PASSAGE FOR REVIEW:
MP Complains about subsidised boozing! – in the Army

British troops released from a German prison camp 1944 drinking English beer for the first time in four years WW2

A UK defence minister Anna Soubry was so upset that troops are only charged £1 for a triple gin and tonic that she’s out to ban drinking in the Armed Forces. She’d ordered the drink while on a visit to the Falklands.

She believes that troops should not be able to buy G&T so cheaply. She is to order the Army to end its booze culture.

The Falklands are notorious for alcohol consumption. Although Anna Soubry supported the legalisation of cannabis in 2006, it’s not thought that despite ordering triples, she took part in binge-drinking sessions while down there on official business.

Anna Soubry is however a Member of Parliament, where aided by the catering subsidy of £5m from taxpayers, MPs drink £1.4m of alcohol every year. Brawling and sexual assault are common in the Palace of Westminster’s eight cut-price bars.

It’s not so much what Anna Soubry says about the effects of alcohol and the dangers of binge drinking in the Army. She is very obviously correct.

But being a person with zero military experience makes her sound rather stupidly superior. It also smacks of hypocrisy, and seems to me a touch reminiscent of ex prime minister John Major’s feeling able to launch a family morality campaign despite having sex with one of his female ministers.

PROBLEMS AND TASKS:
**1)** In the Army drinking article, change "Palace of Westminster" to "House of Commons" and give the part that opens with the words containing "The Falklands are" and closes with "very obviously correct.".
**2)** According to the Army drinking article, how much are troops charged for a triple gin and tonic?
**3)** Carry on the Army drinking article past its last sentence.
The rows come from a separate source.

SOURCE MATERIAL:
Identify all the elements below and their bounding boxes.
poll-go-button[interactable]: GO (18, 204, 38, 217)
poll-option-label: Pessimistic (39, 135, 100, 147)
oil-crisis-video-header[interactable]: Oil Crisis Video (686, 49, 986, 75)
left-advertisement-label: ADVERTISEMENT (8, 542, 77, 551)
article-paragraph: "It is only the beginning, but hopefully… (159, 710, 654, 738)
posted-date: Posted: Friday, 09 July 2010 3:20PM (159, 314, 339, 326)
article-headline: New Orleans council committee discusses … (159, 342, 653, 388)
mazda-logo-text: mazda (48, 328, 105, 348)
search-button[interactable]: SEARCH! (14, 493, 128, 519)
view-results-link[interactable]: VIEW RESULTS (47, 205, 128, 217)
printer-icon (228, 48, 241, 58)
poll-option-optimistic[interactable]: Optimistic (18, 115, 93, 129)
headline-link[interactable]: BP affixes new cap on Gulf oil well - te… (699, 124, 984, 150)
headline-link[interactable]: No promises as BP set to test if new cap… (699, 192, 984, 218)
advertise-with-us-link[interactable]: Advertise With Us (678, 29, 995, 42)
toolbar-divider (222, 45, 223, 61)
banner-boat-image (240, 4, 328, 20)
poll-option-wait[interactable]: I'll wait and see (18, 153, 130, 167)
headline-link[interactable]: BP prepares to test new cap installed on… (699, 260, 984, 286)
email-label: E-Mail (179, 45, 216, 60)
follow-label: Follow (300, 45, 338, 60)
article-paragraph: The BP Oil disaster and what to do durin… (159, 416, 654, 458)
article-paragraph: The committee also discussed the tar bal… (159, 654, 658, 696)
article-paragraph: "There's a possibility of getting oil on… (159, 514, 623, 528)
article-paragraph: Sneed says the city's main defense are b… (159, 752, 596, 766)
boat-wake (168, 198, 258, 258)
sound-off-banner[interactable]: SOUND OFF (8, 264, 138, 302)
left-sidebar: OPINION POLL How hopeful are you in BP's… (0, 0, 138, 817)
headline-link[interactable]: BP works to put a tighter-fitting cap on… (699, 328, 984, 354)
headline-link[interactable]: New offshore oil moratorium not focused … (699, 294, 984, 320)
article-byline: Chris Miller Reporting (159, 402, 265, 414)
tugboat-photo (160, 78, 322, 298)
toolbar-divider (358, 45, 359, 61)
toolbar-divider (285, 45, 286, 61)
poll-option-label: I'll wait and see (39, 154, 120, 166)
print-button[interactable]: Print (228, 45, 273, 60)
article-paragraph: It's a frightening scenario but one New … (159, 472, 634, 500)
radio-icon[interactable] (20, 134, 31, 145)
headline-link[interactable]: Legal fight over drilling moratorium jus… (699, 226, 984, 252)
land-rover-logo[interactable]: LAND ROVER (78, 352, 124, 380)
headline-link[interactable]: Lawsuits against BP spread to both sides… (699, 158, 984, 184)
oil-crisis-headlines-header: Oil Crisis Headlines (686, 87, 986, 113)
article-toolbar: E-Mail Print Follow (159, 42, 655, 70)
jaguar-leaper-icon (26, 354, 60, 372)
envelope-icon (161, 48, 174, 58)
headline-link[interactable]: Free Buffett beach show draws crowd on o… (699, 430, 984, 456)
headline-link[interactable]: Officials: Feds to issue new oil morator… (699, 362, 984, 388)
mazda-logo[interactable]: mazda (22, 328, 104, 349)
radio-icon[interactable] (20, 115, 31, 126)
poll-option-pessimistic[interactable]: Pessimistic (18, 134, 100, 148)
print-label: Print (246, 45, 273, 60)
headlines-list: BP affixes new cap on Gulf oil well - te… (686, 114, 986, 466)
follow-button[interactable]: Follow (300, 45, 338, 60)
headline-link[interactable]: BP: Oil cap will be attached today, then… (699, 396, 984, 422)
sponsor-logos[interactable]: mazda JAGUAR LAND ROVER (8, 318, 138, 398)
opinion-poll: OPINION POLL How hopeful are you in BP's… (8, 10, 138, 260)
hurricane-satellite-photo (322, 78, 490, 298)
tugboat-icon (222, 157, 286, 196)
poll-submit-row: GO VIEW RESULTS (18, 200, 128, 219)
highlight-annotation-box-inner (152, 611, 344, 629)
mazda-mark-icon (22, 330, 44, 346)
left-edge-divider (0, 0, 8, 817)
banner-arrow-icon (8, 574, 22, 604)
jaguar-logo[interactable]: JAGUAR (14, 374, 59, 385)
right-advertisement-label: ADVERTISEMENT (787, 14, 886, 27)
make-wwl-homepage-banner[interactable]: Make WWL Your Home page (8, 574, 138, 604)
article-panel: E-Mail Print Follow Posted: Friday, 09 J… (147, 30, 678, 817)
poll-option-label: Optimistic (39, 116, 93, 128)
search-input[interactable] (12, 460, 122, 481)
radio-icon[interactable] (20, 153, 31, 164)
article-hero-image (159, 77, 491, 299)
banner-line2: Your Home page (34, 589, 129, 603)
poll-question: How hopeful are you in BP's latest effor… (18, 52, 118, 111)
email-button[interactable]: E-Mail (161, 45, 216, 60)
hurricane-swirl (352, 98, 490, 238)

RESPONSES TO THE EXERCISE:
**1)**
The Falklands are notorious for alcohol consumption. Although Anna Soubry supported the legalisation of cannabis in 2006, it’s not thought that despite ordering triples, she took part in binge-drinking sessions while down there on official business.

Anna Soubry is however a Member of Parliament, where aided by the catering subsidy of £5m from taxpayers, MPs drink £1.4m of alcohol every year. Brawling and sexual assault are common in the House of Commons’s eight cut-price bars.

It’s not so much what Anna Soubry says about the effects of alcohol and the dangers of binge drinking in the Army. She is very obviously correct.

**2)** £1

**3)**
There’s rather a lot about Army culture that’s unacceptable. Killing people heads the list. It could perhaps be that killing people and alcohol misuse are connected.

Soubry’s knee-jerk condemnation might attract favourable headlines among voters in her marginal constituency Broxtowe in Nottinghamshire. But it won’t help soldiers. Instead, the minister could have lent quiet support to the people within the Army who are trying to address this very serious problem.

Research work is needed to determine the reasons for this unacceptable use of alcohol in a highly selective, disciplined and regulated organisation. After her outburst, Soubry will not be able to make this happen.

In any case, the results (if the MoD and Army made it possible to do this research work) would not make easy reading for Minister Soubry.

Alcohol misuse is always a symptom of other more serious problems. Within the Army we know what these problems are, and some of us are trying to address them. As they say in the corridors of power, Minister Soubry “is not being terribly helpful”.